Part of a data file:

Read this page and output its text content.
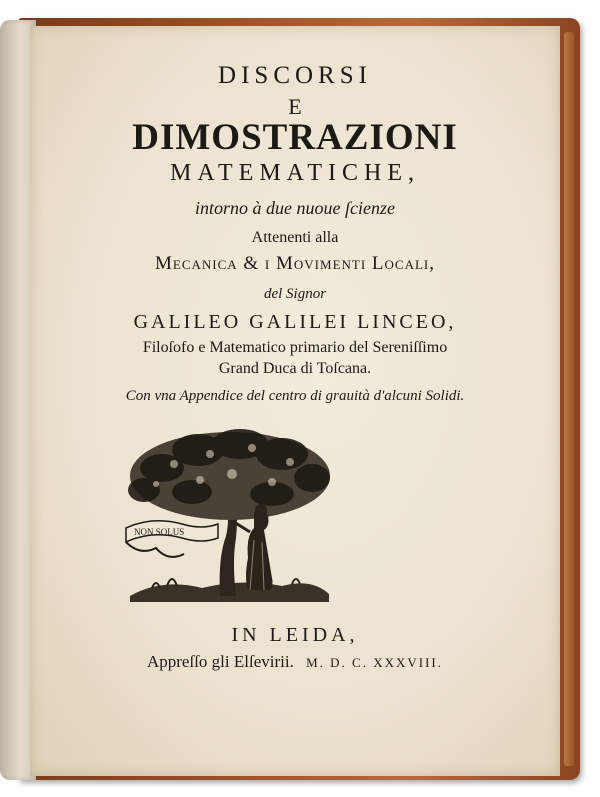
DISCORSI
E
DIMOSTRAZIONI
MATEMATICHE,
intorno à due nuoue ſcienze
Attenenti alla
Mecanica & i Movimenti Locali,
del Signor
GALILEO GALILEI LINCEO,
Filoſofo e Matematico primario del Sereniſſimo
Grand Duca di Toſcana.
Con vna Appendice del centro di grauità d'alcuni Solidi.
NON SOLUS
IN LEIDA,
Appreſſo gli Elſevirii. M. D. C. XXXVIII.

==

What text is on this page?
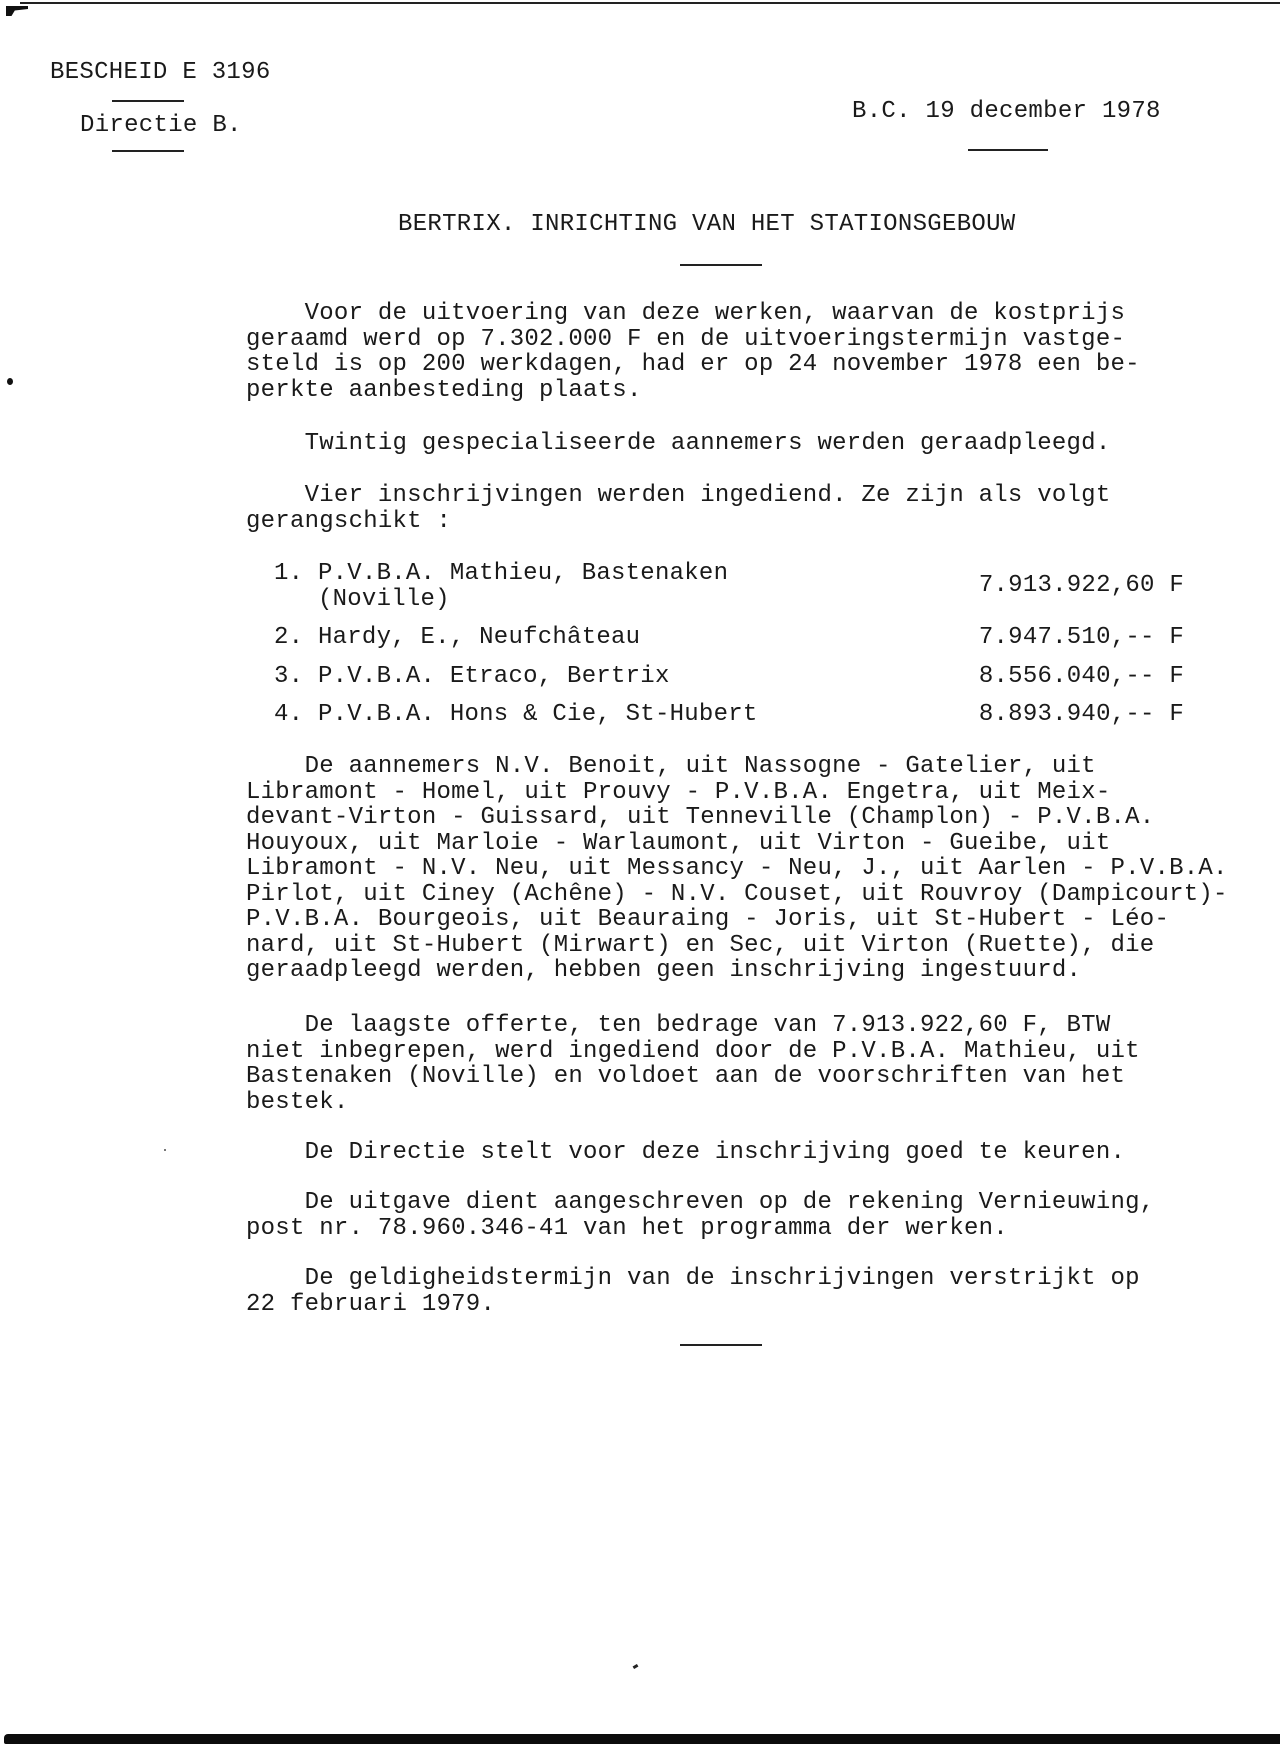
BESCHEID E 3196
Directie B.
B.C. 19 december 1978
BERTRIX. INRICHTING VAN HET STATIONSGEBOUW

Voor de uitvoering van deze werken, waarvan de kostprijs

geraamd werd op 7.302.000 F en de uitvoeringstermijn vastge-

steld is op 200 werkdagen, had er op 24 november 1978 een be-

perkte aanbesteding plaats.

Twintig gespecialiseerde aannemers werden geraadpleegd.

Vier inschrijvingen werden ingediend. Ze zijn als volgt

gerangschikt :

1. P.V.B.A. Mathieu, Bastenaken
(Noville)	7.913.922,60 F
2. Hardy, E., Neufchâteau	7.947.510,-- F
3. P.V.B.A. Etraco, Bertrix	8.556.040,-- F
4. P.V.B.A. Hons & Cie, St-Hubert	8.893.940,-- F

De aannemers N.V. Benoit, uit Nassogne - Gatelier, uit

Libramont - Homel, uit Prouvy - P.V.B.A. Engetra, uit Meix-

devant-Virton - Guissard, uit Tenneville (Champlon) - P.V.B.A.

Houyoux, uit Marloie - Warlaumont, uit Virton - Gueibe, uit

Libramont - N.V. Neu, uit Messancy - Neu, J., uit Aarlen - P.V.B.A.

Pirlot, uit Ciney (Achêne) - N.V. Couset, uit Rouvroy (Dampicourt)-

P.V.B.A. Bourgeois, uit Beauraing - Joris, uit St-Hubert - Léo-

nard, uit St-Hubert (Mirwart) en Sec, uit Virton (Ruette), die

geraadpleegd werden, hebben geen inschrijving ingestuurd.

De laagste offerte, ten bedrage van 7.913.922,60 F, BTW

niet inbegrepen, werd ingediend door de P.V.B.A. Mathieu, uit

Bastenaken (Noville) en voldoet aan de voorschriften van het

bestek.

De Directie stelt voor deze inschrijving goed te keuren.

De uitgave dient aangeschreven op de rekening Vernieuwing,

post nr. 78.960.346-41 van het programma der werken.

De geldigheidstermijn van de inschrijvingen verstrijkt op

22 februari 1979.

...

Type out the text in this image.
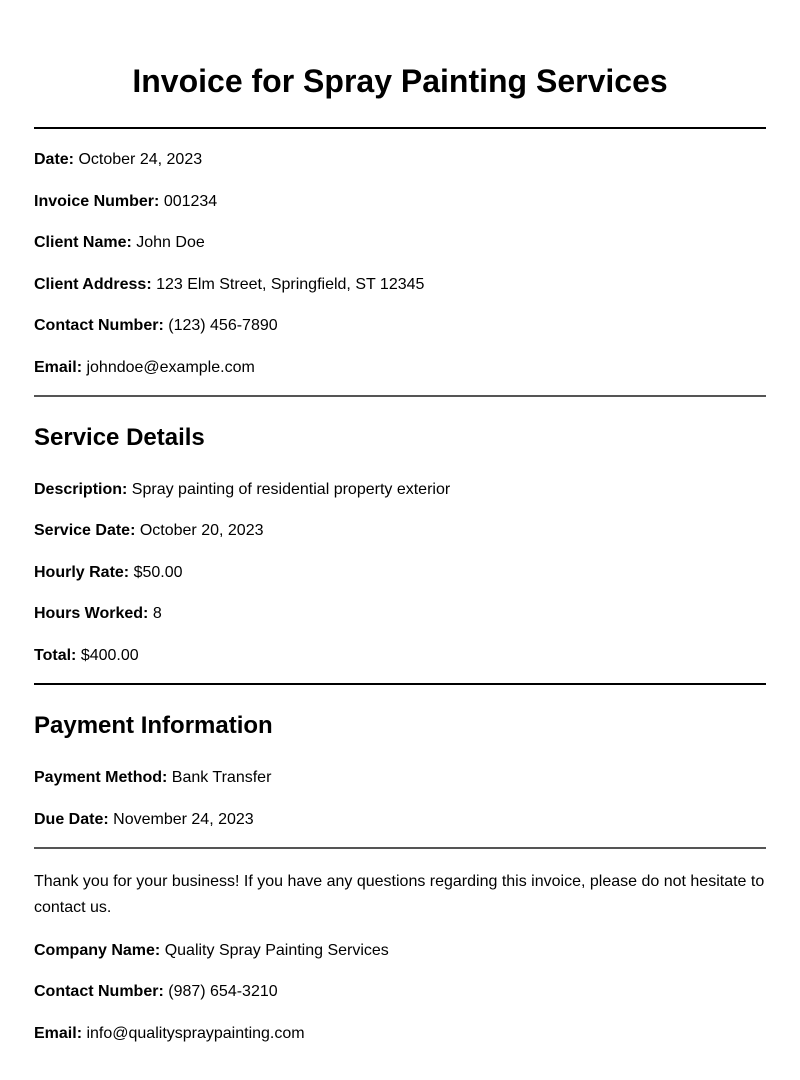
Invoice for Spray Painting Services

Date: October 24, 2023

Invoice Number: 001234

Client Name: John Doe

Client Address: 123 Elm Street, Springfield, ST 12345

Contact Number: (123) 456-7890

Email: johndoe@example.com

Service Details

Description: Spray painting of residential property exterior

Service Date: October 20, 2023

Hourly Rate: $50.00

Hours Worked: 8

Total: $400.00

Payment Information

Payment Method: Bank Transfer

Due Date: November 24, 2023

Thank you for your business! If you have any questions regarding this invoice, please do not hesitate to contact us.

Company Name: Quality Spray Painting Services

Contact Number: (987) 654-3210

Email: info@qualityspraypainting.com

*What you are asked to do*. Go through the records and gather the lines that hold "Bastenaken".

*The completed task*.
1. P.V.B.A. Mathieu, Bastenaken
Bastenaken (Noville) en voldoet aan de voorschriften van het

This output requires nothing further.